◆ Given task ◆
Present every line in which the string "longest" appears.

◆ Entries supplied ◆
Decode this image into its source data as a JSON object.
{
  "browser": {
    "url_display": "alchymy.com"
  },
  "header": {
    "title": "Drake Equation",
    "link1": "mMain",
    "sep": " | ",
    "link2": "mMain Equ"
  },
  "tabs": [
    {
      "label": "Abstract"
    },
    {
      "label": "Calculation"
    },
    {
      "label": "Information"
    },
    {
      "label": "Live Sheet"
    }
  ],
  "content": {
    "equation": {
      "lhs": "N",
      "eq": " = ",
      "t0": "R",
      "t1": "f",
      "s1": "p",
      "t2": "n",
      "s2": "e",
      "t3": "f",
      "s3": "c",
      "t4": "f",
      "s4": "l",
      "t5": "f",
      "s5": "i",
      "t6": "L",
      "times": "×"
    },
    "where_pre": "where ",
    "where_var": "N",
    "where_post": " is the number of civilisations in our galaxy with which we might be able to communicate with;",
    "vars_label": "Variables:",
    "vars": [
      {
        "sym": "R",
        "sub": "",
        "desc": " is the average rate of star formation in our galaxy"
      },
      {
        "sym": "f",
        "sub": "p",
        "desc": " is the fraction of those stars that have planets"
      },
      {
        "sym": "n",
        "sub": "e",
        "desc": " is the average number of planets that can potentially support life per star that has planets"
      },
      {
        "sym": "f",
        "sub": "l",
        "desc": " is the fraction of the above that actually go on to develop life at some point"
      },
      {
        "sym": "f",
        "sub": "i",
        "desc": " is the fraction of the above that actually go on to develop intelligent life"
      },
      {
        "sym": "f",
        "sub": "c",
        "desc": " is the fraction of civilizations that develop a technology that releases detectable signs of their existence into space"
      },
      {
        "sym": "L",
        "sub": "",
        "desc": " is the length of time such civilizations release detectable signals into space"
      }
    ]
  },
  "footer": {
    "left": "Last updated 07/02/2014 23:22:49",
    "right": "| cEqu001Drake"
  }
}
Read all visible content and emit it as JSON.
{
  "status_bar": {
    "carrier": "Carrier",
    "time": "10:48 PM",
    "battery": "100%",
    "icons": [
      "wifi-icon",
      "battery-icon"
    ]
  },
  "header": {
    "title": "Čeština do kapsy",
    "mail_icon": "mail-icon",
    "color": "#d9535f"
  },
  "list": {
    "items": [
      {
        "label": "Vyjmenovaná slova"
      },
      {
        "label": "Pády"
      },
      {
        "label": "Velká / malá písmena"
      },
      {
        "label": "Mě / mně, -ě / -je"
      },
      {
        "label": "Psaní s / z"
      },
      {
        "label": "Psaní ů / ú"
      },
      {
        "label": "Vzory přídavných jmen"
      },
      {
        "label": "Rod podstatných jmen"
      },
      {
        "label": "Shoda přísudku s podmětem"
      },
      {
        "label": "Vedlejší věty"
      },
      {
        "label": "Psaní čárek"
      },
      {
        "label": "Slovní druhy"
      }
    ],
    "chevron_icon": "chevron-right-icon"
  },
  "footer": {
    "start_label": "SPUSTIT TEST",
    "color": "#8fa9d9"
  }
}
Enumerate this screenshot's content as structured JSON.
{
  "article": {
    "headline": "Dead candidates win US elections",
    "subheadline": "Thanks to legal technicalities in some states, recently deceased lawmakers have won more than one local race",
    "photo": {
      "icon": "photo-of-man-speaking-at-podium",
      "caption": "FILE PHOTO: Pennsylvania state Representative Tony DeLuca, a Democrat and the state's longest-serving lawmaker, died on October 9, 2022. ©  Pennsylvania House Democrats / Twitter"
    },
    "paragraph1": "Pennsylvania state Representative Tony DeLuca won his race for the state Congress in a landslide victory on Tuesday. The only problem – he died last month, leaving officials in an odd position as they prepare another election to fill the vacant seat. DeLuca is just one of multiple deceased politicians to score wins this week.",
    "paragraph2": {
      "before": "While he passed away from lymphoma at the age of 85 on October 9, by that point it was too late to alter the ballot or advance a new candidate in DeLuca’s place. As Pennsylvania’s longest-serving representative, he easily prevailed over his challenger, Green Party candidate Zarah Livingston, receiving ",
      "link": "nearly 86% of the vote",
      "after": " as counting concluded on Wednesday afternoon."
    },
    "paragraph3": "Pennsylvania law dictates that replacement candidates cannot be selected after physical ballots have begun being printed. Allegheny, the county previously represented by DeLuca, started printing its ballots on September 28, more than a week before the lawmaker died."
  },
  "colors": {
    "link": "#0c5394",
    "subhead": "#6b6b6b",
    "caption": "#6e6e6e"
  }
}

◆ Completed exercise ◆
      "caption": "FILE PHOTO: Pennsylvania state Representative Tony DeLuca, a Democrat and the state's longest-serving lawmaker, died on October 9, 2022. ©  Pennsylvania House Democrats / Twitter"
      "before": "While he passed away from lymphoma at the age of 85 on October 9, by that point it was too late to alter the ballot or advance a new candidate in DeLuca’s place. As Pennsylvania’s longest-serving representative, he easily prevailed over his challenger, Green Party candidate Zarah Livingston, receiving ",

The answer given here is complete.